* BEGIN PROVIDED DATA *
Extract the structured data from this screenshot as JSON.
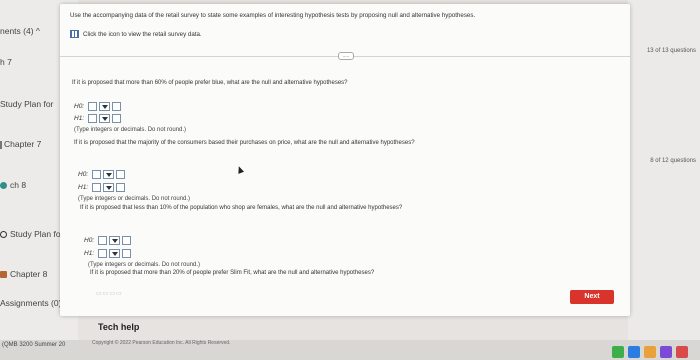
{
  "sidebar": {
    "items": [
      {
        "label": "nents (4)",
        "bullet": "none"
      },
      {
        "label": "h 7",
        "bullet": "none"
      },
      {
        "label": "Study Plan for",
        "bullet": "none"
      },
      {
        "label": "Chapter 7",
        "bullet": "none"
      },
      {
        "label": "ch 8",
        "bullet": "teal-dot"
      },
      {
        "label": "Study Plan for",
        "bullet": "ring"
      },
      {
        "label": "Chapter 8",
        "bullet": "folder"
      },
      {
        "label": "Assignments (0)",
        "bullet": "none"
      },
      {
        "label": "(QMB 3200 Summer 20",
        "bullet": "none"
      }
    ]
  },
  "right_strip": {
    "top_count": "13 of 13 questions",
    "mid_count": "8 of 12 questions"
  },
  "header": {
    "instruction": "Use the accompanying data of the retail survey to state some examples of interesting hypothesis tests by proposing null and alternative hypotheses.",
    "click_text": "Click the icon to view the retail survey data."
  },
  "questions": [
    {
      "prompt": "If it is proposed that more than 60% of people prefer blue, what are the null and alternative hypotheses?",
      "h0_label": "H0:",
      "h1_label": "H1:",
      "note": "(Type integers or decimals. Do not round.)"
    },
    {
      "prompt": "If it is proposed that the majority of the consumers based their purchases on price, what are the null and alternative hypotheses?",
      "h0_label": "H0:",
      "h1_label": "H1:",
      "note": "(Type integers or decimals. Do not round.)"
    },
    {
      "prompt": "If it is proposed that less than 10% of the population who shop are females, what are the null and alternative hypotheses?",
      "h0_label": "H0:",
      "h1_label": "H1:",
      "note": "(Type integers or decimals. Do not round.)"
    },
    {
      "prompt": "If it is proposed that more than 20% of people prefer Slim Fit, what are the null and alternative hypotheses?"
    }
  ],
  "buttons": {
    "next": "Next",
    "collapse": "....."
  },
  "footer": {
    "tech_help": "Tech help",
    "copyright": "Copyright © 2022 Pearson Education Inc. All Rights Reserved."
  },
  "colors": {
    "next_button": "#d9342b",
    "teal": "#2f8f86",
    "folder": "#b5652f"
  }
}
* END PROVIDED DATA *
Return the listing above unchanged, apart from dropping its pictures.

Extract the structured data from this screenshot as JSON.
{
  "sidebar": {
    "items": [
      {
        "label": "nents (4)",
        "bullet": "none"
      },
      {
        "label": "h 7",
        "bullet": "none"
      },
      {
        "label": "Study Plan for",
        "bullet": "none"
      },
      {
        "label": "Chapter 7",
        "bullet": "none"
      },
      {
        "label": "ch 8",
        "bullet": "teal-dot"
      },
      {
        "label": "Study Plan for",
        "bullet": "ring"
      },
      {
        "label": "Chapter 8",
        "bullet": "folder"
      },
      {
        "label": "Assignments (0)",
        "bullet": "none"
      },
      {
        "label": "(QMB 3200 Summer 20",
        "bullet": "none"
      }
    ]
  },
  "right_strip": {
    "top_count": "13 of 13 questions",
    "mid_count": "8 of 12 questions"
  },
  "header": {
    "instruction": "Use the accompanying data of the retail survey to state some examples of interesting hypothesis tests by proposing null and alternative hypotheses.",
    "click_text": "Click the icon to view the retail survey data."
  },
  "questions": [
    {
      "prompt": "If it is proposed that more than 60% of people prefer blue, what are the null and alternative hypotheses?",
      "h0_label": "H0:",
      "h1_label": "H1:",
      "note": "(Type integers or decimals. Do not round.)"
    },
    {
      "prompt": "If it is proposed that the majority of the consumers based their purchases on price, what are the null and alternative hypotheses?",
      "h0_label": "H0:",
      "h1_label": "H1:",
      "note": "(Type integers or decimals. Do not round.)"
    },
    {
      "prompt": "If it is proposed that less than 10% of the population who shop are females, what are the null and alternative hypotheses?",
      "h0_label": "H0:",
      "h1_label": "H1:",
      "note": "(Type integers or decimals. Do not round.)"
    },
    {
      "prompt": "If it is proposed that more than 20% of people prefer Slim Fit, what are the null and alternative hypotheses?"
    }
  ],
  "buttons": {
    "next": "Next",
    "collapse": "....."
  },
  "footer": {
    "tech_help": "Tech help",
    "copyright": "Copyright © 2022 Pearson Education Inc. All Rights Reserved."
  },
  "colors": {
    "next_button": "#d9342b",
    "teal": "#2f8f86",
    "folder": "#b5652f"
  }
}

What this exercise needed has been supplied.